* _Directive_: Output every line of the material exactly, omitting images.

* _Data for this task_:
━━━━━━━━━━━━━━━━
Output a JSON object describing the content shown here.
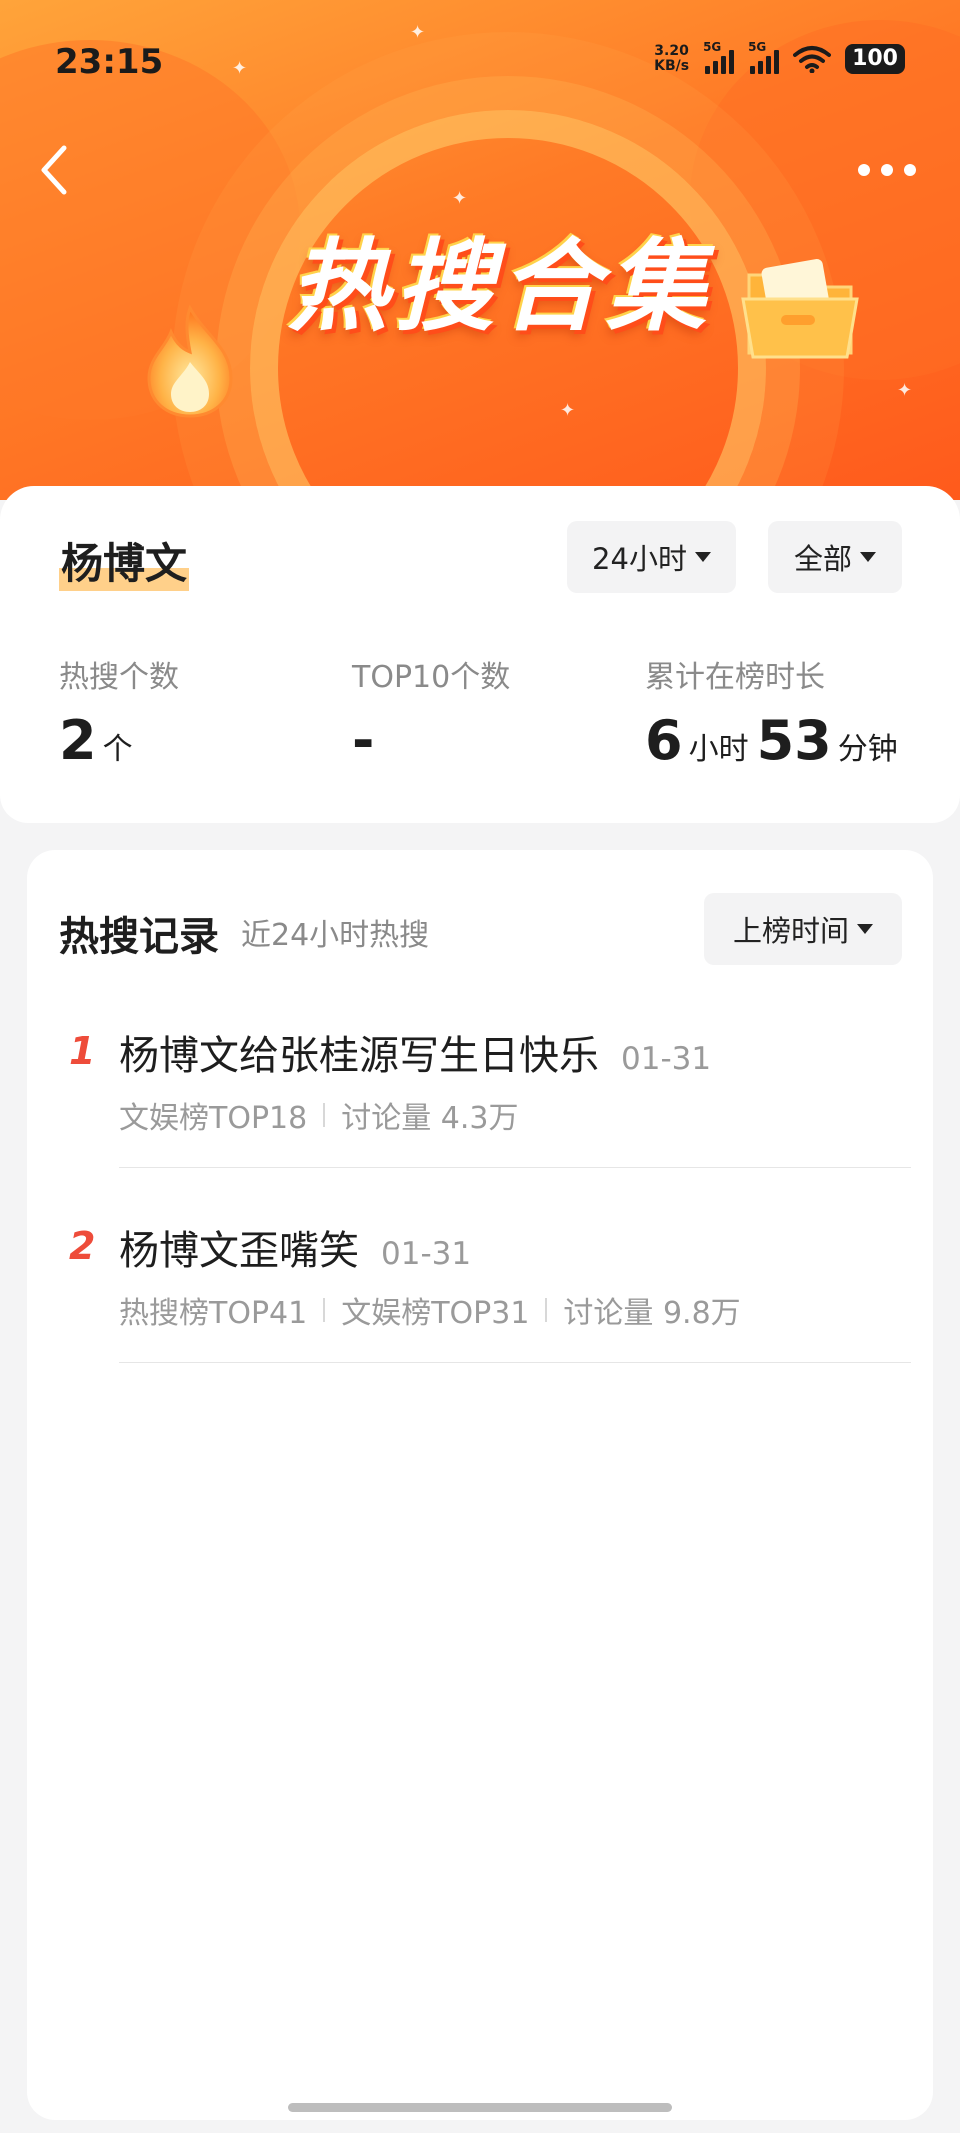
{
  "status_bar": {
    "time": "23:15",
    "net_speed_value": "3.20",
    "net_speed_unit": "KB/s",
    "signal_1": "5G",
    "signal_2": "5G",
    "battery": "100"
  },
  "header": {
    "banner_title": "热搜合集",
    "back_icon": "chevron-left-icon",
    "more_icon": "more-dots-icon"
  },
  "summary": {
    "name": "杨博文",
    "range_filter": "24小时",
    "scope_filter": "全部",
    "stats": [
      {
        "label": "热搜个数",
        "value": "2",
        "unit": "个"
      },
      {
        "label": "TOP10个数",
        "value": "-"
      },
      {
        "label": "累计在榜时长",
        "hours": "6",
        "hours_unit": "小时",
        "minutes": "53",
        "minutes_unit": "分钟"
      }
    ]
  },
  "records": {
    "title": "热搜记录",
    "subtitle": "近24小时热搜",
    "sort_filter": "上榜时间",
    "items": [
      {
        "rank": "1",
        "title": "杨博文给张桂源写生日快乐",
        "date": "01-31",
        "tags": [
          "文娱榜TOP18",
          "讨论量 4.3万"
        ]
      },
      {
        "rank": "2",
        "title": "杨博文歪嘴笑",
        "date": "01-31",
        "tags": [
          "热搜榜TOP41",
          "文娱榜TOP31",
          "讨论量 9.8万"
        ]
      }
    ]
  },
  "colors": {
    "accent": "#ff6a22",
    "rank": "#ee4c3a",
    "highlight": "#ffd08a"
  }
}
━━━━━━━━━━━━━━━━
* _Full output_:
Output a JSON object describing the content shown here.
{
  "status_bar": {
    "time": "23:15",
    "net_speed_value": "3.20",
    "net_speed_unit": "KB/s",
    "signal_1": "5G",
    "signal_2": "5G",
    "battery": "100"
  },
  "header": {
    "banner_title": "热搜合集",
    "back_icon": "chevron-left-icon",
    "more_icon": "more-dots-icon"
  },
  "summary": {
    "name": "杨博文",
    "range_filter": "24小时",
    "scope_filter": "全部",
    "stats": [
      {
        "label": "热搜个数",
        "value": "2",
        "unit": "个"
      },
      {
        "label": "TOP10个数",
        "value": "-"
      },
      {
        "label": "累计在榜时长",
        "hours": "6",
        "hours_unit": "小时",
        "minutes": "53",
        "minutes_unit": "分钟"
      }
    ]
  },
  "records": {
    "title": "热搜记录",
    "subtitle": "近24小时热搜",
    "sort_filter": "上榜时间",
    "items": [
      {
        "rank": "1",
        "title": "杨博文给张桂源写生日快乐",
        "date": "01-31",
        "tags": [
          "文娱榜TOP18",
          "讨论量 4.3万"
        ]
      },
      {
        "rank": "2",
        "title": "杨博文歪嘴笑",
        "date": "01-31",
        "tags": [
          "热搜榜TOP41",
          "文娱榜TOP31",
          "讨论量 9.8万"
        ]
      }
    ]
  },
  "colors": {
    "accent": "#ff6a22",
    "rank": "#ee4c3a",
    "highlight": "#ffd08a"
  }
}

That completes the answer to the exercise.